Reproduce each line bearing the word "должности".

Data records
===============

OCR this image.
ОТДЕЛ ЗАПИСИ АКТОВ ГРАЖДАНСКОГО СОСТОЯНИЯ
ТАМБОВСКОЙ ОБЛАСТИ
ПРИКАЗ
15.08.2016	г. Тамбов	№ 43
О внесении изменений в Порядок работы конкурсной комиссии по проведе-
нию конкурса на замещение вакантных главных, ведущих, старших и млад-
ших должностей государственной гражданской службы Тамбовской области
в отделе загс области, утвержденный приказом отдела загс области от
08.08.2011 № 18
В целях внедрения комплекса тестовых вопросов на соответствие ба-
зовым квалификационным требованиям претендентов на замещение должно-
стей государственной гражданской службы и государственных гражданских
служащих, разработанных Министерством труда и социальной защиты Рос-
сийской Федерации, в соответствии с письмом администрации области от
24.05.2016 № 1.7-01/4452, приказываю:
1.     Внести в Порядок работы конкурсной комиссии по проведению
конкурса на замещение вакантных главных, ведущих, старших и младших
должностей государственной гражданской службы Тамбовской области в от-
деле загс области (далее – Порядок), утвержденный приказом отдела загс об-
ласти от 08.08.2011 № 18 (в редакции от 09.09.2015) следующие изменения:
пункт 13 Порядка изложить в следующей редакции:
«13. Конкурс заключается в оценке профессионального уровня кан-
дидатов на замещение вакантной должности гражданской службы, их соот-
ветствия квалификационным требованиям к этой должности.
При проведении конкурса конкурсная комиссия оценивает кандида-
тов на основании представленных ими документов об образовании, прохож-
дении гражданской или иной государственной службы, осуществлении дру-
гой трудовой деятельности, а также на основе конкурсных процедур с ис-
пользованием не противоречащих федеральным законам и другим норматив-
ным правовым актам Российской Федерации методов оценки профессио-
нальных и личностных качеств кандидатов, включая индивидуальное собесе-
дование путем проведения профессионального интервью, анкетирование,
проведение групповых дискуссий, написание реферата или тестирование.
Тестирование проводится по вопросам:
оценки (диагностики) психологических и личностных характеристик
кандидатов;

===============

Finished answer
дидатов на замещение вакантной должности гражданской службы, их соот-
ветствия квалификационным требованиям к этой должности.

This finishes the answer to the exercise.